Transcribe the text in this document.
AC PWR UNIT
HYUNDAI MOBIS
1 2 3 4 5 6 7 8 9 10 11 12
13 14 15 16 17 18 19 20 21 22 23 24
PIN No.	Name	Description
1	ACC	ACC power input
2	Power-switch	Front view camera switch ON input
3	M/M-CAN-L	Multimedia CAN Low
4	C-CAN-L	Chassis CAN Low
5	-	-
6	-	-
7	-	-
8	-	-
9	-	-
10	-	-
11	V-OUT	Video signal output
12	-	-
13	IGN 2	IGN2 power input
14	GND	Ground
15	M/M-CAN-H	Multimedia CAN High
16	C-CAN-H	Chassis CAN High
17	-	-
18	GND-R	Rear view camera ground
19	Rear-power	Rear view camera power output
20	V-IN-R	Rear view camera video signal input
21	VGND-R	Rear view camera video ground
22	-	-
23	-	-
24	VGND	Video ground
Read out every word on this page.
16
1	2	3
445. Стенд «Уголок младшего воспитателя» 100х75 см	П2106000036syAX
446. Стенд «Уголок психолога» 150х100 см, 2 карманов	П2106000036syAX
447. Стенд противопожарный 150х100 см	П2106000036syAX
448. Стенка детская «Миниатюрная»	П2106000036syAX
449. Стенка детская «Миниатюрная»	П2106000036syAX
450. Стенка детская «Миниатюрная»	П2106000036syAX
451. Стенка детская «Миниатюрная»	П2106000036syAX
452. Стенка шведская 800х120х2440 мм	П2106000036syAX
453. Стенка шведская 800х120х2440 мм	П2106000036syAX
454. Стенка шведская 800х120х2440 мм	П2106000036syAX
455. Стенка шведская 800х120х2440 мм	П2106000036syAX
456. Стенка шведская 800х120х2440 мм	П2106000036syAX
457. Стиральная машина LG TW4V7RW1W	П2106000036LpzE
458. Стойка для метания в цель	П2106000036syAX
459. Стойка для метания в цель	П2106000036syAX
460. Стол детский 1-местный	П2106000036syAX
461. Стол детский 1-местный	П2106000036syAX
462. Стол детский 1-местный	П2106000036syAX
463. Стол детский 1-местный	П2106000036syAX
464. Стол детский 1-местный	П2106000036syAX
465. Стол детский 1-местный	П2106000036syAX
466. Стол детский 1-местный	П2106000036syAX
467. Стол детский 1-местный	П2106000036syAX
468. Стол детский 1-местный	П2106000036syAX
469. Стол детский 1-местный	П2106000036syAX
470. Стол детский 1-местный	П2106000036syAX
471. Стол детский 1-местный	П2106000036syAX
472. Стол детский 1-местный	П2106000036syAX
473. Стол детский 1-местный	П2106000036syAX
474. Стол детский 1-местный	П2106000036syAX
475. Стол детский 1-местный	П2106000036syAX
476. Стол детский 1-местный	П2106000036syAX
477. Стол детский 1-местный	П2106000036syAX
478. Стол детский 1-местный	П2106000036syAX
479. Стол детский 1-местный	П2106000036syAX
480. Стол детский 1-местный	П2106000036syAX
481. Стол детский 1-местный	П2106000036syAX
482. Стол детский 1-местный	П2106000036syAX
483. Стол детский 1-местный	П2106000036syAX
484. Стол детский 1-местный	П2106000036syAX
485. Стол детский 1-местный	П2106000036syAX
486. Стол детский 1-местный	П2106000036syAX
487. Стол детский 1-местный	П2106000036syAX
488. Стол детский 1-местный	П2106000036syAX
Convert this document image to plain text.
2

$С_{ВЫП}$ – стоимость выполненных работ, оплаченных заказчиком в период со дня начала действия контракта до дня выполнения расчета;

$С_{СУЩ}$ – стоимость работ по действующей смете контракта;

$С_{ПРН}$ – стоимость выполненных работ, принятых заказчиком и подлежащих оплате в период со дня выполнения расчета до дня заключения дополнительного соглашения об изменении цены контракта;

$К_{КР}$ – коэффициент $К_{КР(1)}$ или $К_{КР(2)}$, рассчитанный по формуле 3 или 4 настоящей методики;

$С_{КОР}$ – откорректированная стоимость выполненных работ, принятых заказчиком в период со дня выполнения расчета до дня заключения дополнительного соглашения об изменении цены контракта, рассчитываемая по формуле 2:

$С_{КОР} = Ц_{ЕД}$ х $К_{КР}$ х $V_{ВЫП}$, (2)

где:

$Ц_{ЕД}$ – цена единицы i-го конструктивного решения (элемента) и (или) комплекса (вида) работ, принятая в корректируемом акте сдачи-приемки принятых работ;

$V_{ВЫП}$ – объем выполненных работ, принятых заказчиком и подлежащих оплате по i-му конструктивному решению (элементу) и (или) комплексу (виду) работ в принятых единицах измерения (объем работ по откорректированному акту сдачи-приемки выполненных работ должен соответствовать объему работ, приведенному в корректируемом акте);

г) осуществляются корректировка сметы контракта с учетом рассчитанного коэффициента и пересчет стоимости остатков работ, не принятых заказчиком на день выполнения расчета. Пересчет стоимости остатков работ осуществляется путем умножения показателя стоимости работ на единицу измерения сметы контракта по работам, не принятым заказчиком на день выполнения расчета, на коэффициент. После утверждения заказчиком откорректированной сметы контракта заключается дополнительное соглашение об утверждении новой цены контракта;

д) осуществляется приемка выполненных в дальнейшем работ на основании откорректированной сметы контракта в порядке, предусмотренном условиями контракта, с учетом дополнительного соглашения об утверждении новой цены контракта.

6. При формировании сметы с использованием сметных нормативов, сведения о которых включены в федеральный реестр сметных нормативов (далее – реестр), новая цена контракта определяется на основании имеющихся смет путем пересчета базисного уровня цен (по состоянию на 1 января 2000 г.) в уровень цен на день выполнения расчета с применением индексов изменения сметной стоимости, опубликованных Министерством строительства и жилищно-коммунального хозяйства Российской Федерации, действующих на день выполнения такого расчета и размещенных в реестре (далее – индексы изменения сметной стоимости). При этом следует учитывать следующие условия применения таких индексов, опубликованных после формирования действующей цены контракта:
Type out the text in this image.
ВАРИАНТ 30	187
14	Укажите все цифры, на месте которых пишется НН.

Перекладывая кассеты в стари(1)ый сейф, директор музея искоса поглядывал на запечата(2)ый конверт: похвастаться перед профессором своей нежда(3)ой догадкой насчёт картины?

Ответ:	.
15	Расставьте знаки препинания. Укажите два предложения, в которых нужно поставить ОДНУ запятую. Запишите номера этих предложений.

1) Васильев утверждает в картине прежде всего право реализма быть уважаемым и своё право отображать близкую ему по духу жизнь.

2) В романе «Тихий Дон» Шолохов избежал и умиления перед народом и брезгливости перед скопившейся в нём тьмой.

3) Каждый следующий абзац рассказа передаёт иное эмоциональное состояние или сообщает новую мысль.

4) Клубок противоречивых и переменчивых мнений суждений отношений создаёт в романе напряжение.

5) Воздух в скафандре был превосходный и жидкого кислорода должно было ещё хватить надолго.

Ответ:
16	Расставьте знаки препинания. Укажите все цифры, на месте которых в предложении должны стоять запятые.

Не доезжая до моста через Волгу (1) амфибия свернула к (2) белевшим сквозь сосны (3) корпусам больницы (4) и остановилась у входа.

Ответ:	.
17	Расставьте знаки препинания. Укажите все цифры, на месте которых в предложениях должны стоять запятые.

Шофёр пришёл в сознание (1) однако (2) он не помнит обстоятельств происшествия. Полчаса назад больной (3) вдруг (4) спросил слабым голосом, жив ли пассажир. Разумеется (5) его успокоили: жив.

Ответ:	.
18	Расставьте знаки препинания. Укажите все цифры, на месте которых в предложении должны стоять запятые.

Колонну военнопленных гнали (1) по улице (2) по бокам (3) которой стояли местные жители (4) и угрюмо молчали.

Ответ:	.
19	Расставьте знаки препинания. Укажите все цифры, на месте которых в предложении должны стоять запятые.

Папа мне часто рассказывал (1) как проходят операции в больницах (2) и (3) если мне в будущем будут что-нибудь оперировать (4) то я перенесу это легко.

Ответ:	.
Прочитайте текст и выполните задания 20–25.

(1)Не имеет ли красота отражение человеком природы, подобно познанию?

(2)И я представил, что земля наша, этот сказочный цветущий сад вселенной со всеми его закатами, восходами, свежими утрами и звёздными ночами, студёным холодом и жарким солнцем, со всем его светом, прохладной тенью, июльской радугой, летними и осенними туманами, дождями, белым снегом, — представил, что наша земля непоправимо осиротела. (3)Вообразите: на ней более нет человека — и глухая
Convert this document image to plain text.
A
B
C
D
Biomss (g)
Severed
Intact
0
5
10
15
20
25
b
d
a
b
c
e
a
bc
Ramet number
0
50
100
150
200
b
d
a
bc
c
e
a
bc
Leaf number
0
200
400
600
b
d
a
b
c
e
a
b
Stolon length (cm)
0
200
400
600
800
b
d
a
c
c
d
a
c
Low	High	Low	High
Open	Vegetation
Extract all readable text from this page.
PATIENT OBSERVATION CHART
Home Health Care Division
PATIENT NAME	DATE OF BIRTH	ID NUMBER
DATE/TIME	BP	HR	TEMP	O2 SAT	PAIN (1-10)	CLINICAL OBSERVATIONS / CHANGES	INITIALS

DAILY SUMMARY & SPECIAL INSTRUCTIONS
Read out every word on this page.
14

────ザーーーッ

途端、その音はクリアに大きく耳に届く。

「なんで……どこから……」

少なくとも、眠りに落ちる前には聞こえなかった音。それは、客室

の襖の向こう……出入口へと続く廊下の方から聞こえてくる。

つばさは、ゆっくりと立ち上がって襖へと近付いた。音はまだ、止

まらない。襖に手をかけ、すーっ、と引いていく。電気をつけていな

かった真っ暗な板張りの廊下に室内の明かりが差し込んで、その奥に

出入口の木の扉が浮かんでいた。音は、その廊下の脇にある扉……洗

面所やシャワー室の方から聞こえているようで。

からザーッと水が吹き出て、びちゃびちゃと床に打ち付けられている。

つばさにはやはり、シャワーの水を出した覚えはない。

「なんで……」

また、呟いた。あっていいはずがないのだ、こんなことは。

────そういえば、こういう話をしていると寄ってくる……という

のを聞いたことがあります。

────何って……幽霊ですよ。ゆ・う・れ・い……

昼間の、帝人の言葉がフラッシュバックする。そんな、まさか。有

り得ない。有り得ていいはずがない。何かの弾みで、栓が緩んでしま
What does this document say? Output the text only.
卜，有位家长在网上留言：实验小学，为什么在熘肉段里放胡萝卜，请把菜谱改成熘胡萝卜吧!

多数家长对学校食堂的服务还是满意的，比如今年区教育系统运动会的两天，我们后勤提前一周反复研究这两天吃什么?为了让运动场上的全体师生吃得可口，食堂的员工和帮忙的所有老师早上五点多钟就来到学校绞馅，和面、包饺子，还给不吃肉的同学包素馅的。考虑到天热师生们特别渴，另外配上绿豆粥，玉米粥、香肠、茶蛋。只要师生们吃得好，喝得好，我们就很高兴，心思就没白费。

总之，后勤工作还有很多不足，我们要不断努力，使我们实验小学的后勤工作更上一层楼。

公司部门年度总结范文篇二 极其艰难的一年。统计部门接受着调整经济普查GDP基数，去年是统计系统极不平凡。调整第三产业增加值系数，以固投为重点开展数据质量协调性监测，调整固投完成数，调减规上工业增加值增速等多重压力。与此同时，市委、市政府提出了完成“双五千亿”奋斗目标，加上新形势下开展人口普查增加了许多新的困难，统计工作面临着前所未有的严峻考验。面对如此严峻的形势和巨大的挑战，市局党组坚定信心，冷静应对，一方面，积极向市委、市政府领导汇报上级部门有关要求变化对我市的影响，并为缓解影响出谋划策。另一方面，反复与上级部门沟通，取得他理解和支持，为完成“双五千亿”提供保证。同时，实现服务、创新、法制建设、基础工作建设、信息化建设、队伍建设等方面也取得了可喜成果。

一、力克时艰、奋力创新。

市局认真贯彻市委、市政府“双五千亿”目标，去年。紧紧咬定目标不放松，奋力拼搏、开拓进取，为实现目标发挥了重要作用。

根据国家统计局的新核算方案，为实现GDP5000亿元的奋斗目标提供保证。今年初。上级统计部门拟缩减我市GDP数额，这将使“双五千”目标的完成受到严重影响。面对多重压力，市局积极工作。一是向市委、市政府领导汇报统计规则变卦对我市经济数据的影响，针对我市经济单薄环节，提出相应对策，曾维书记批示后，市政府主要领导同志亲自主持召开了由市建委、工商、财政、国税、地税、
──────
Write out every line of the entries that holds the word "input".

## Expected answer
1	ACC	ACC power input
2	Power-switch	Front view camera switch ON input
13	IGN 2	IGN2 power input
20	V-IN-R	Rear view camera video signal input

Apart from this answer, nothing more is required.